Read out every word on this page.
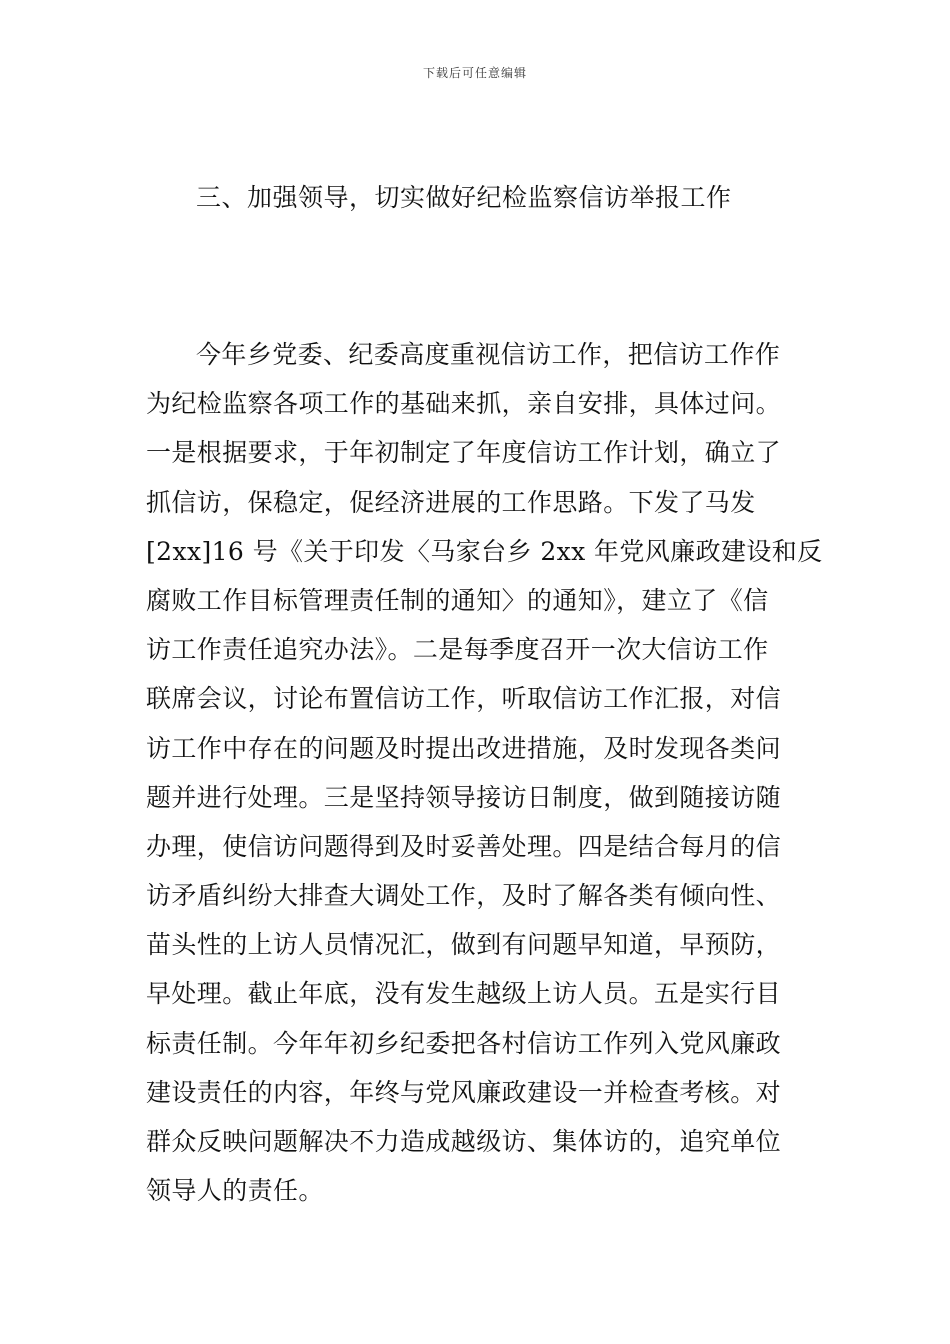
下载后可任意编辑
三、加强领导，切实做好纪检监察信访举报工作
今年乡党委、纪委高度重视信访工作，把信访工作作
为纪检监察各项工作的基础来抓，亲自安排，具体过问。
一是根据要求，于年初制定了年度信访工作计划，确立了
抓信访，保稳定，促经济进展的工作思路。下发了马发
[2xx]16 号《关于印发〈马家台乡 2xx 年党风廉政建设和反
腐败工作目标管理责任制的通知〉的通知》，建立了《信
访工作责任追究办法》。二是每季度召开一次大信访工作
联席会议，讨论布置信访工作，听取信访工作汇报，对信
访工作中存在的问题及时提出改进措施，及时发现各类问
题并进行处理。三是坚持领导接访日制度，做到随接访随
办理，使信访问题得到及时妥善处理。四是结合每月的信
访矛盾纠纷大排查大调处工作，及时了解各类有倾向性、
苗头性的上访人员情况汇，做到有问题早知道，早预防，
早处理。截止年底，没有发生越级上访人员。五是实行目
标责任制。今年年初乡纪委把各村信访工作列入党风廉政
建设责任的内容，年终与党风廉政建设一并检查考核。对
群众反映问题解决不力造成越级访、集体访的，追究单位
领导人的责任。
_ _ _ _ _
Task directions —
Give every line back word for word and leave the pictures out.

Result —
Read out every word on this page.
下载后可任意编辑
三、加强领导，切实做好纪检监察信访举报工作
今年乡党委、纪委高度重视信访工作，把信访工作作
为纪检监察各项工作的基础来抓，亲自安排，具体过问。
一是根据要求，于年初制定了年度信访工作计划，确立了
抓信访，保稳定，促经济进展的工作思路。下发了马发
[2xx]16 号《关于印发〈马家台乡 2xx 年党风廉政建设和反
腐败工作目标管理责任制的通知〉的通知》，建立了《信
访工作责任追究办法》。二是每季度召开一次大信访工作
联席会议，讨论布置信访工作，听取信访工作汇报，对信
访工作中存在的问题及时提出改进措施，及时发现各类问
题并进行处理。三是坚持领导接访日制度，做到随接访随
办理，使信访问题得到及时妥善处理。四是结合每月的信
访矛盾纠纷大排查大调处工作，及时了解各类有倾向性、
苗头性的上访人员情况汇，做到有问题早知道，早预防，
早处理。截止年底，没有发生越级上访人员。五是实行目
标责任制。今年年初乡纪委把各村信访工作列入党风廉政
建设责任的内容，年终与党风廉政建设一并检查考核。对
群众反映问题解决不力造成越级访、集体访的，追究单位
领导人的责任。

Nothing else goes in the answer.